[Records from a collection of figures]
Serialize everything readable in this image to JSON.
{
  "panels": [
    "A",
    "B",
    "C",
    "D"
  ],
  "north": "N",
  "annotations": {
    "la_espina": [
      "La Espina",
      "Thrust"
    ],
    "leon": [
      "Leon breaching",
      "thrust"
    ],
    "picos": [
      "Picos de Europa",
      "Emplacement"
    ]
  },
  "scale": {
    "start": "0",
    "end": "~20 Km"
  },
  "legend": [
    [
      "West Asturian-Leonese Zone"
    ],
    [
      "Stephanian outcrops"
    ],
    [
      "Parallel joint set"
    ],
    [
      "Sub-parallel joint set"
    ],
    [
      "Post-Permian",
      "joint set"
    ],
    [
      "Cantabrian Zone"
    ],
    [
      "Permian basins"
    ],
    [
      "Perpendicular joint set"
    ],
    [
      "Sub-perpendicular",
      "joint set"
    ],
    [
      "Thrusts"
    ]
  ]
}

• [Task requirements] From the records above, extract every entry exactly as given.

• [Worked solution]
Serialize everything readable in this image to JSON.
{
  "panels": [
    "A",
    "B",
    "C",
    "D"
  ],
  "north": "N",
  "annotations": {
    "la_espina": [
      "La Espina",
      "Thrust"
    ],
    "leon": [
      "Leon breaching",
      "thrust"
    ],
    "picos": [
      "Picos de Europa",
      "Emplacement"
    ]
  },
  "scale": {
    "start": "0",
    "end": "~20 Km"
  },
  "legend": [
    [
      "West Asturian-Leonese Zone"
    ],
    [
      "Stephanian outcrops"
    ],
    [
      "Parallel joint set"
    ],
    [
      "Sub-parallel joint set"
    ],
    [
      "Post-Permian",
      "joint set"
    ],
    [
      "Cantabrian Zone"
    ],
    [
      "Permian basins"
    ],
    [
      "Perpendicular joint set"
    ],
    [
      "Sub-perpendicular",
      "joint set"
    ],
    [
      "Thrusts"
    ]
  ]
}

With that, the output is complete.